SHORT PROBLEM: Repeat each line of the material below exactly as it appears, minus any pictures.

INFORMATION SHOWN:
§
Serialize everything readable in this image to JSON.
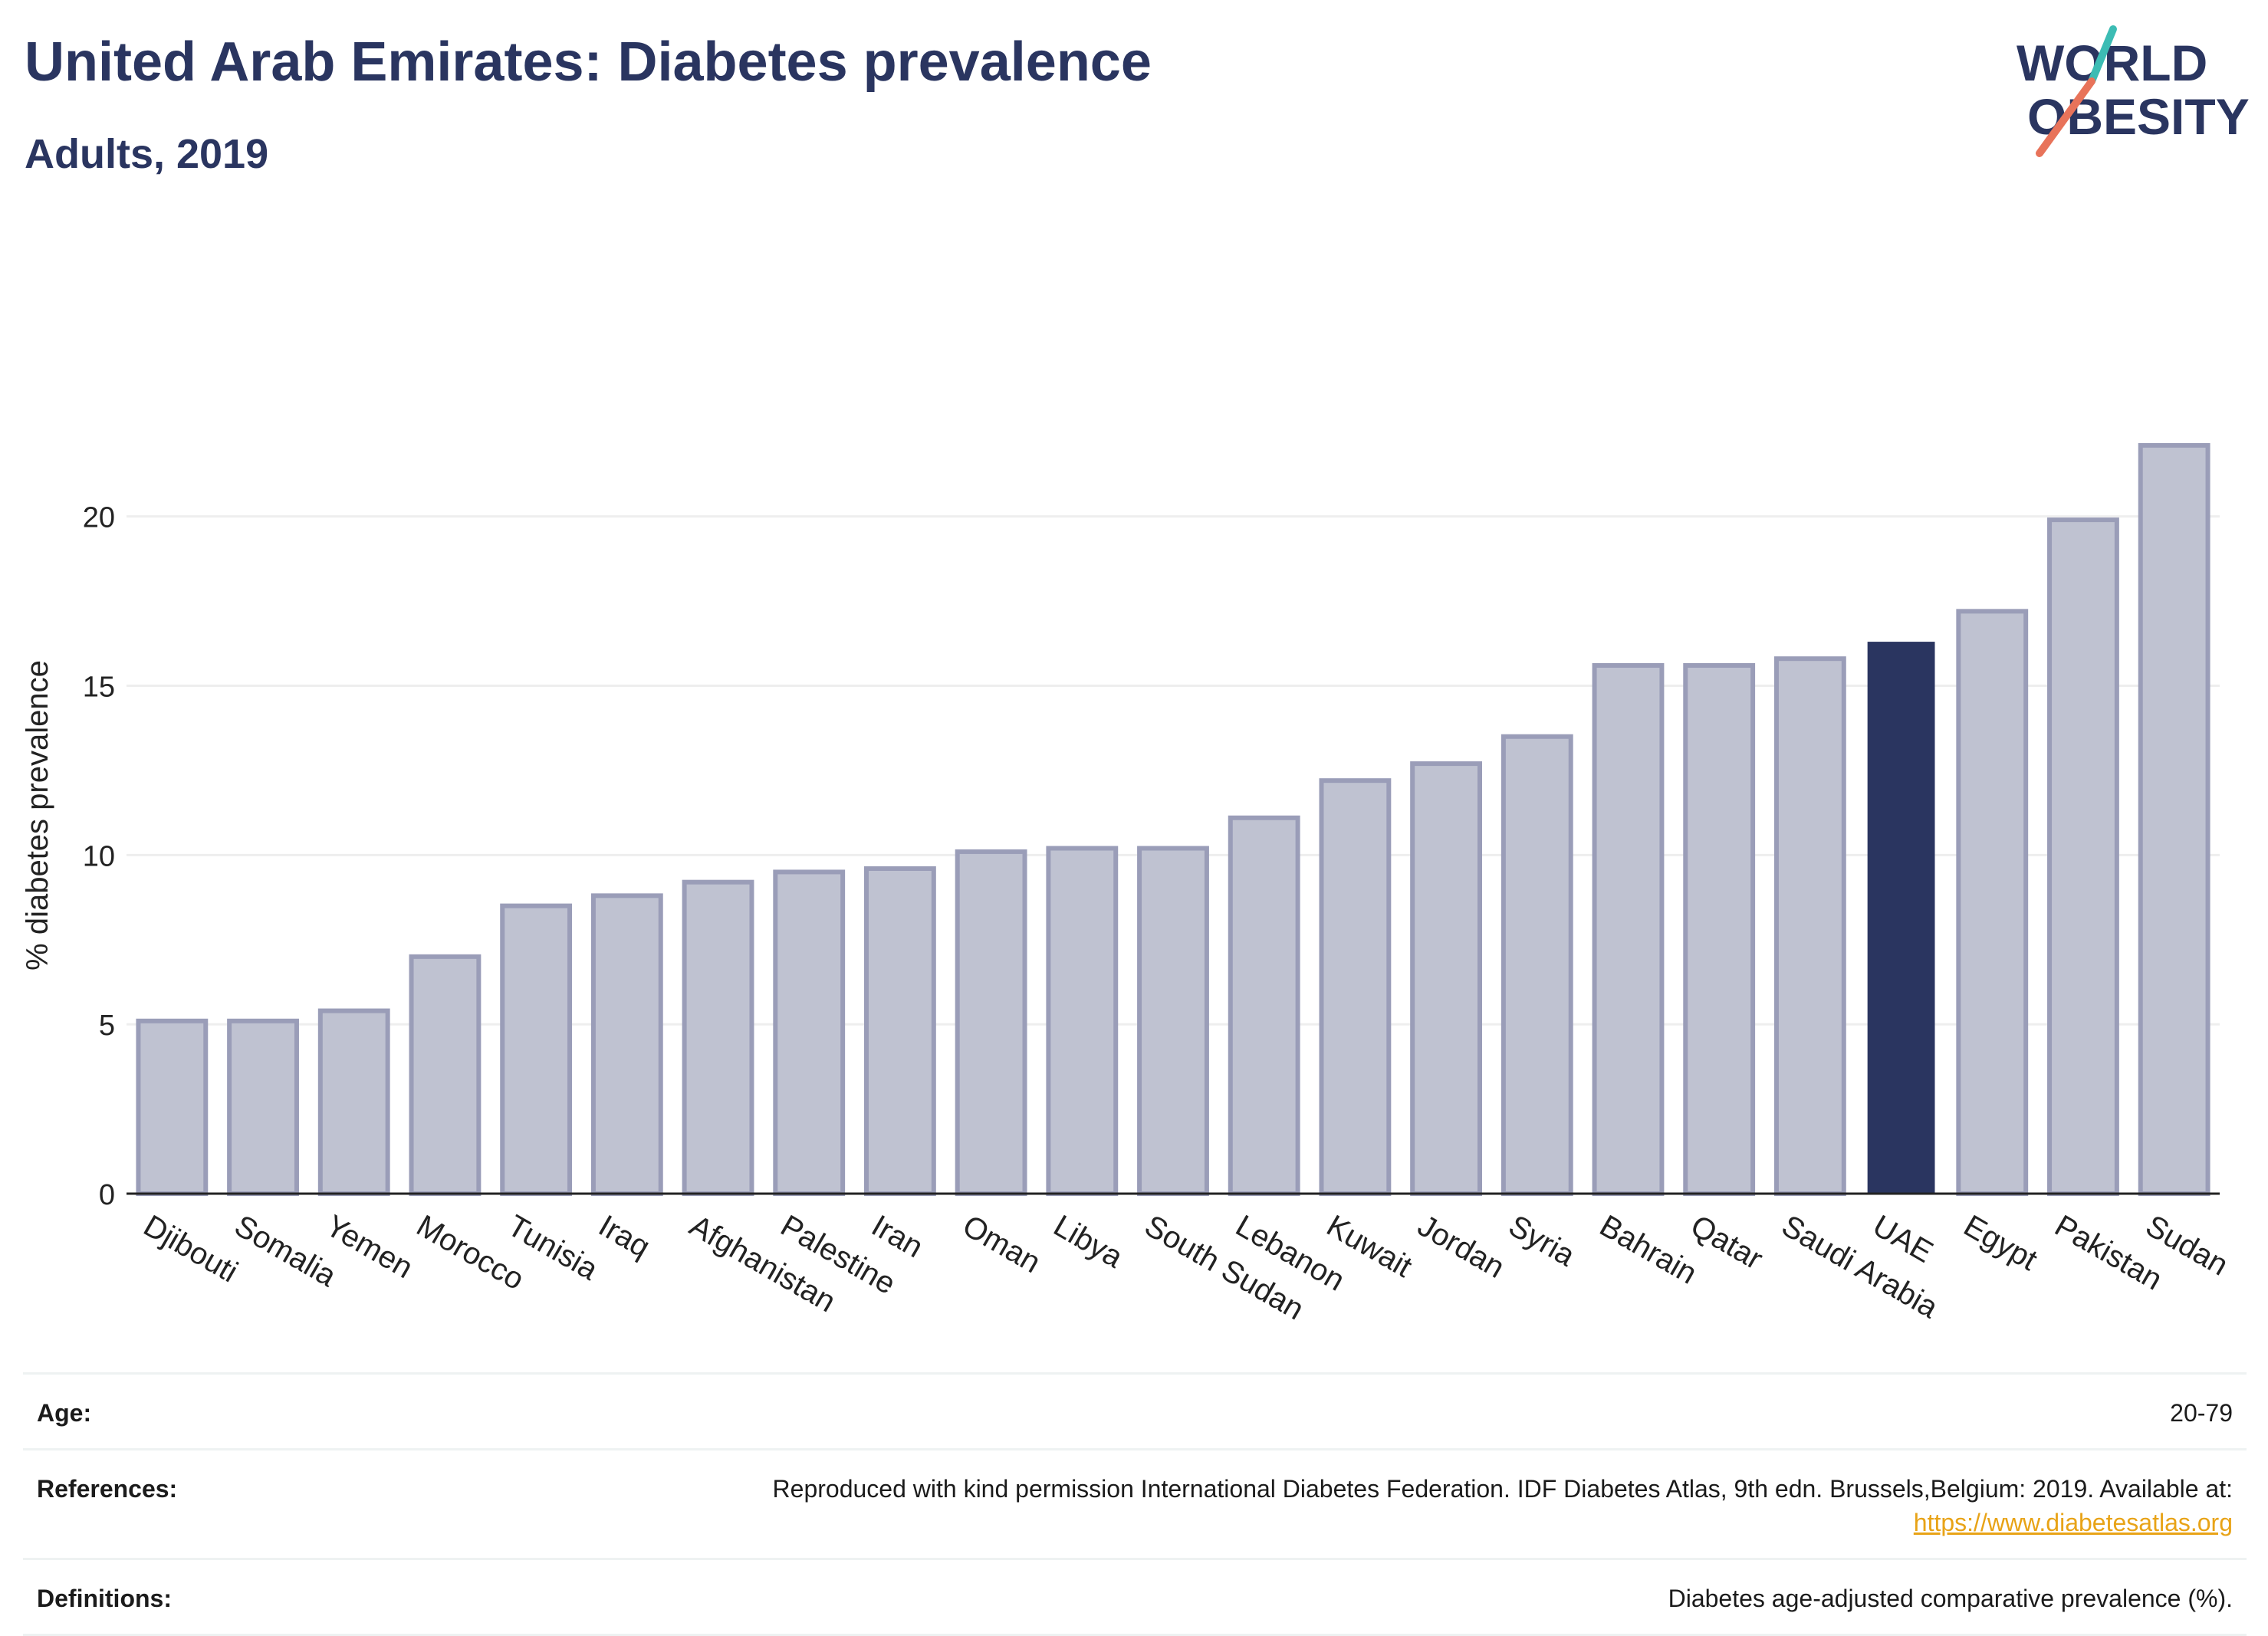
{
  "header": {
    "title": "United Arab Emirates: Diabetes prevalence",
    "subtitle": "Adults, 2019"
  },
  "logo": {
    "line1": "WORLD",
    "line2": "OBESITY",
    "colors": {
      "text": "#2a3560",
      "slash_teal": "#3cbcb4",
      "slash_coral": "#e8735a"
    }
  },
  "colors": {
    "bar": "#bfc2d1",
    "bar_border": "#9a9db8",
    "highlight": "#2a3560",
    "grid": "#eeeeee",
    "axis": "#222222"
  },
  "chart_data": {
    "type": "bar",
    "title": "United Arab Emirates: Diabetes prevalence",
    "subtitle": "Adults, 2019",
    "xlabel": "",
    "ylabel": "% diabetes prevalence",
    "ylim": [
      0,
      22.8
    ],
    "yticks": [
      0,
      5,
      10,
      15,
      20
    ],
    "grid": true,
    "highlight": "UAE",
    "categories": [
      "Djibouti",
      "Somalia",
      "Yemen",
      "Morocco",
      "Tunisia",
      "Iraq",
      "Afghanistan",
      "Palestine",
      "Iran",
      "Oman",
      "Libya",
      "South Sudan",
      "Lebanon",
      "Kuwait",
      "Jordan",
      "Syria",
      "Bahrain",
      "Qatar",
      "Saudi Arabia",
      "UAE",
      "Egypt",
      "Pakistan",
      "Sudan"
    ],
    "values": [
      5.1,
      5.1,
      5.4,
      7.0,
      8.5,
      8.8,
      9.2,
      9.5,
      9.6,
      10.1,
      10.2,
      10.2,
      11.1,
      12.2,
      12.7,
      13.5,
      15.6,
      15.6,
      15.8,
      16.3,
      17.2,
      19.9,
      22.1
    ]
  },
  "meta": {
    "age_label": "Age:",
    "age_value": "20-79",
    "references_label": "References:",
    "references_value": "Reproduced with kind permission International Diabetes Federation. IDF Diabetes Atlas, 9th edn. Brussels,Belgium: 2019. Available at:",
    "references_link": "https://www.diabetesatlas.org",
    "definitions_label": "Definitions:",
    "definitions_value": "Diabetes age-adjusted comparative prevalence (%)."
  }
}
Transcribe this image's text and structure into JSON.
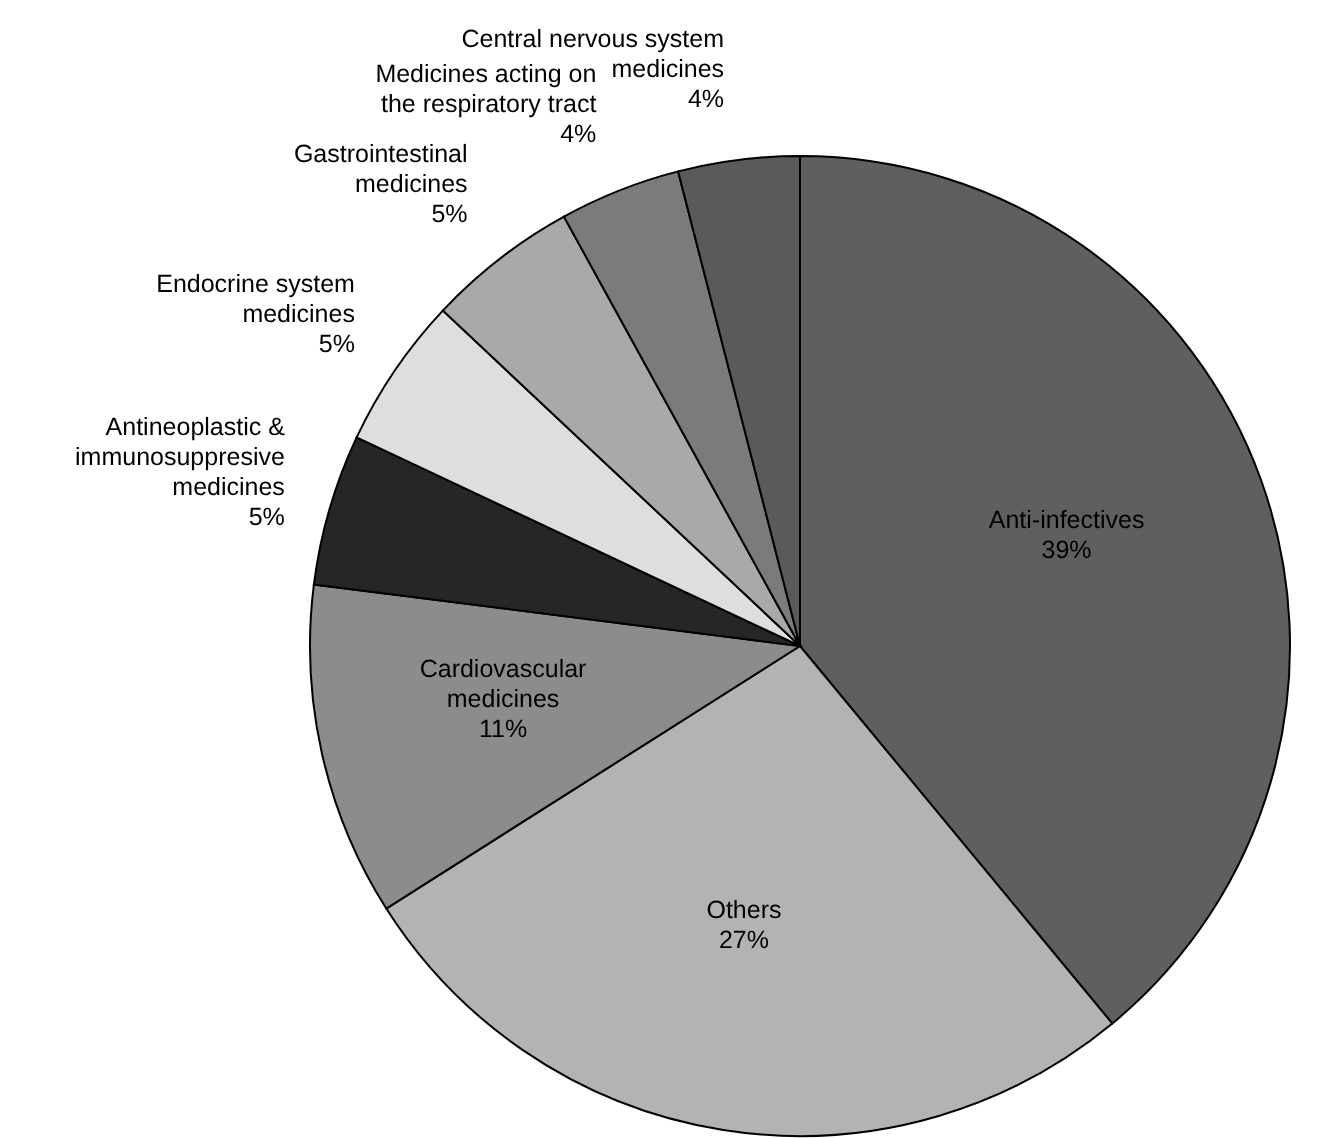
§
OUTPUT OF THE TASK:
Serialize everything readable in this image to JSON.
{
  "header": {
    "title": "United Arab Emirates: Diabetes prevalence",
    "subtitle": "Adults, 2019"
  },
  "logo": {
    "line1": "WORLD",
    "line2": "OBESITY",
    "colors": {
      "text": "#2a3560",
      "slash_teal": "#3cbcb4",
      "slash_coral": "#e8735a"
    }
  },
  "colors": {
    "bar": "#bfc2d1",
    "bar_border": "#9a9db8",
    "highlight": "#2a3560",
    "grid": "#eeeeee",
    "axis": "#222222"
  },
  "chart_data": {
    "type": "bar",
    "title": "United Arab Emirates: Diabetes prevalence",
    "subtitle": "Adults, 2019",
    "xlabel": "",
    "ylabel": "% diabetes prevalence",
    "ylim": [
      0,
      22.8
    ],
    "yticks": [
      0,
      5,
      10,
      15,
      20
    ],
    "grid": true,
    "highlight": "UAE",
    "categories": [
      "Djibouti",
      "Somalia",
      "Yemen",
      "Morocco",
      "Tunisia",
      "Iraq",
      "Afghanistan",
      "Palestine",
      "Iran",
      "Oman",
      "Libya",
      "South Sudan",
      "Lebanon",
      "Kuwait",
      "Jordan",
      "Syria",
      "Bahrain",
      "Qatar",
      "Saudi Arabia",
      "UAE",
      "Egypt",
      "Pakistan",
      "Sudan"
    ],
    "values": [
      5.1,
      5.1,
      5.4,
      7.0,
      8.5,
      8.8,
      9.2,
      9.5,
      9.6,
      10.1,
      10.2,
      10.2,
      11.1,
      12.2,
      12.7,
      13.5,
      15.6,
      15.6,
      15.8,
      16.3,
      17.2,
      19.9,
      22.1
    ]
  },
  "meta": {
    "age_label": "Age:",
    "age_value": "20-79",
    "references_label": "References:",
    "references_value": "Reproduced with kind permission International Diabetes Federation. IDF Diabetes Atlas, 9th edn. Brussels,Belgium: 2019. Available at:",
    "references_link": "https://www.diabetesatlas.org",
    "definitions_label": "Definitions:",
    "definitions_value": "Diabetes age-adjusted comparative prevalence (%)."
  }
}
Transcribe this image's text and structure into JSON.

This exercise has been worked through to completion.